<<<<
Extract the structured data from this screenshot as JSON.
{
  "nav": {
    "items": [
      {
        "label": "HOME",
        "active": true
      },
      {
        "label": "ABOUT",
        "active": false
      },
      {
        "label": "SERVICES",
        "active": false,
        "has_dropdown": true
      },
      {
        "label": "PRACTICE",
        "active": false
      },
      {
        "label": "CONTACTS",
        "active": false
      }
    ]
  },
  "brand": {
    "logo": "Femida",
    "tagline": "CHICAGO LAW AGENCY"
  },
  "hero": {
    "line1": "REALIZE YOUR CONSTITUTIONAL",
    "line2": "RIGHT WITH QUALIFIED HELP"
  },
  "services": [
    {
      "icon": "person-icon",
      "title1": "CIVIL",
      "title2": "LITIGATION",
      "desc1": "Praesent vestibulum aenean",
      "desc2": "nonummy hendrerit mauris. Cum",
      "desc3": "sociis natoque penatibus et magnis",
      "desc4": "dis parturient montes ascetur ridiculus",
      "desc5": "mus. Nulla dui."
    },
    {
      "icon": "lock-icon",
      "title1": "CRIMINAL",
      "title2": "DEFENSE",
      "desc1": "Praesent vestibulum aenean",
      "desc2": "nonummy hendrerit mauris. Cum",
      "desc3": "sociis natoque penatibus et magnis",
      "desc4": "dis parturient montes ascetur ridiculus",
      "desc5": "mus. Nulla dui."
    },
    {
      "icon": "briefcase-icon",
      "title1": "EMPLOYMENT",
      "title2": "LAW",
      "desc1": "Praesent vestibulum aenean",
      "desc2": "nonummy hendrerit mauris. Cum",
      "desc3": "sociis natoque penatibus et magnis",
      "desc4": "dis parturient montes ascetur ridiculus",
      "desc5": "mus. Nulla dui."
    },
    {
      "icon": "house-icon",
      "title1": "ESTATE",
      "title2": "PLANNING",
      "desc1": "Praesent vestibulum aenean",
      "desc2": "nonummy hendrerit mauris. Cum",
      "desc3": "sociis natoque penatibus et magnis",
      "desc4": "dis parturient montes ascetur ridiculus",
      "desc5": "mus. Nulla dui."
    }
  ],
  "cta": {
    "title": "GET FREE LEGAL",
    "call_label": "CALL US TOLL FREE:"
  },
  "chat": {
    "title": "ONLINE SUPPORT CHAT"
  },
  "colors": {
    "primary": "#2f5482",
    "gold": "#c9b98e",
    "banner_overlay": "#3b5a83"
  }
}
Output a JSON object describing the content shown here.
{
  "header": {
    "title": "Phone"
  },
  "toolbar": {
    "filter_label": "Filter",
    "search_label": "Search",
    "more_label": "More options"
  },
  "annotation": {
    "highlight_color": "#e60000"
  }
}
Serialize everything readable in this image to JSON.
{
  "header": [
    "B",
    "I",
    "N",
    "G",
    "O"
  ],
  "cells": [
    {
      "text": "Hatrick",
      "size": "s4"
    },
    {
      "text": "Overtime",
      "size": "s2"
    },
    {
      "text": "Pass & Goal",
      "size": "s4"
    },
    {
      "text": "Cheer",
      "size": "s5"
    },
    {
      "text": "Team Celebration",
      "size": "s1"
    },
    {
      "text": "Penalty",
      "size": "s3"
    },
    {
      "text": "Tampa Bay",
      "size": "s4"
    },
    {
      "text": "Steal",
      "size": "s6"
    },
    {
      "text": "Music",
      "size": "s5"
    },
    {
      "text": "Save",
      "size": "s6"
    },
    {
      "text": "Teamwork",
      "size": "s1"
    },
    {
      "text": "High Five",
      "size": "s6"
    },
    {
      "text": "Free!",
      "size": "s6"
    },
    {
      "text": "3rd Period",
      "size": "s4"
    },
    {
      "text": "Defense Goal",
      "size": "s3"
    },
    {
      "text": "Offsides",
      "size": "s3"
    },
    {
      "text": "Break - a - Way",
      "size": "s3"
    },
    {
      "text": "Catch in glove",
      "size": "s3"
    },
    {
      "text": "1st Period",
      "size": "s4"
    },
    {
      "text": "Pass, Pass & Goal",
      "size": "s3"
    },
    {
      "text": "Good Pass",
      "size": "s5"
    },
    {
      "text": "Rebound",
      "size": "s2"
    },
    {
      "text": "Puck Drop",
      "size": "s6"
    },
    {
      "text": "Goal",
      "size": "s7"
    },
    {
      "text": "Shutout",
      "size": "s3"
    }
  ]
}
>>>>
DIRECTION
The entries above must be returned exactly.

RESULT FOR THIS EXERCISE
Extract the structured data from this screenshot as JSON.
{
  "nav": {
    "items": [
      {
        "label": "HOME",
        "active": true
      },
      {
        "label": "ABOUT",
        "active": false
      },
      {
        "label": "SERVICES",
        "active": false,
        "has_dropdown": true
      },
      {
        "label": "PRACTICE",
        "active": false
      },
      {
        "label": "CONTACTS",
        "active": false
      }
    ]
  },
  "brand": {
    "logo": "Femida",
    "tagline": "CHICAGO LAW AGENCY"
  },
  "hero": {
    "line1": "REALIZE YOUR CONSTITUTIONAL",
    "line2": "RIGHT WITH QUALIFIED HELP"
  },
  "services": [
    {
      "icon": "person-icon",
      "title1": "CIVIL",
      "title2": "LITIGATION",
      "desc1": "Praesent vestibulum aenean",
      "desc2": "nonummy hendrerit mauris. Cum",
      "desc3": "sociis natoque penatibus et magnis",
      "desc4": "dis parturient montes ascetur ridiculus",
      "desc5": "mus. Nulla dui."
    },
    {
      "icon": "lock-icon",
      "title1": "CRIMINAL",
      "title2": "DEFENSE",
      "desc1": "Praesent vestibulum aenean",
      "desc2": "nonummy hendrerit mauris. Cum",
      "desc3": "sociis natoque penatibus et magnis",
      "desc4": "dis parturient montes ascetur ridiculus",
      "desc5": "mus. Nulla dui."
    },
    {
      "icon": "briefcase-icon",
      "title1": "EMPLOYMENT",
      "title2": "LAW",
      "desc1": "Praesent vestibulum aenean",
      "desc2": "nonummy hendrerit mauris. Cum",
      "desc3": "sociis natoque penatibus et magnis",
      "desc4": "dis parturient montes ascetur ridiculus",
      "desc5": "mus. Nulla dui."
    },
    {
      "icon": "house-icon",
      "title1": "ESTATE",
      "title2": "PLANNING",
      "desc1": "Praesent vestibulum aenean",
      "desc2": "nonummy hendrerit mauris. Cum",
      "desc3": "sociis natoque penatibus et magnis",
      "desc4": "dis parturient montes ascetur ridiculus",
      "desc5": "mus. Nulla dui."
    }
  ],
  "cta": {
    "title": "GET FREE LEGAL",
    "call_label": "CALL US TOLL FREE:"
  },
  "chat": {
    "title": "ONLINE SUPPORT CHAT"
  },
  "colors": {
    "primary": "#2f5482",
    "gold": "#c9b98e",
    "banner_overlay": "#3b5a83"
  }
}
Output a JSON object describing the content shown here.
{
  "header": {
    "title": "Phone"
  },
  "toolbar": {
    "filter_label": "Filter",
    "search_label": "Search",
    "more_label": "More options"
  },
  "annotation": {
    "highlight_color": "#e60000"
  }
}
Serialize everything readable in this image to JSON.
{
  "header": [
    "B",
    "I",
    "N",
    "G",
    "O"
  ],
  "cells": [
    {
      "text": "Hatrick",
      "size": "s4"
    },
    {
      "text": "Overtime",
      "size": "s2"
    },
    {
      "text": "Pass & Goal",
      "size": "s4"
    },
    {
      "text": "Cheer",
      "size": "s5"
    },
    {
      "text": "Team Celebration",
      "size": "s1"
    },
    {
      "text": "Penalty",
      "size": "s3"
    },
    {
      "text": "Tampa Bay",
      "size": "s4"
    },
    {
      "text": "Steal",
      "size": "s6"
    },
    {
      "text": "Music",
      "size": "s5"
    },
    {
      "text": "Save",
      "size": "s6"
    },
    {
      "text": "Teamwork",
      "size": "s1"
    },
    {
      "text": "High Five",
      "size": "s6"
    },
    {
      "text": "Free!",
      "size": "s6"
    },
    {
      "text": "3rd Period",
      "size": "s4"
    },
    {
      "text": "Defense Goal",
      "size": "s3"
    },
    {
      "text": "Offsides",
      "size": "s3"
    },
    {
      "text": "Break - a - Way",
      "size": "s3"
    },
    {
      "text": "Catch in glove",
      "size": "s3"
    },
    {
      "text": "1st Period",
      "size": "s4"
    },
    {
      "text": "Pass, Pass & Goal",
      "size": "s3"
    },
    {
      "text": "Good Pass",
      "size": "s5"
    },
    {
      "text": "Rebound",
      "size": "s2"
    },
    {
      "text": "Puck Drop",
      "size": "s6"
    },
    {
      "text": "Goal",
      "size": "s7"
    },
    {
      "text": "Shutout",
      "size": "s3"
    }
  ]
}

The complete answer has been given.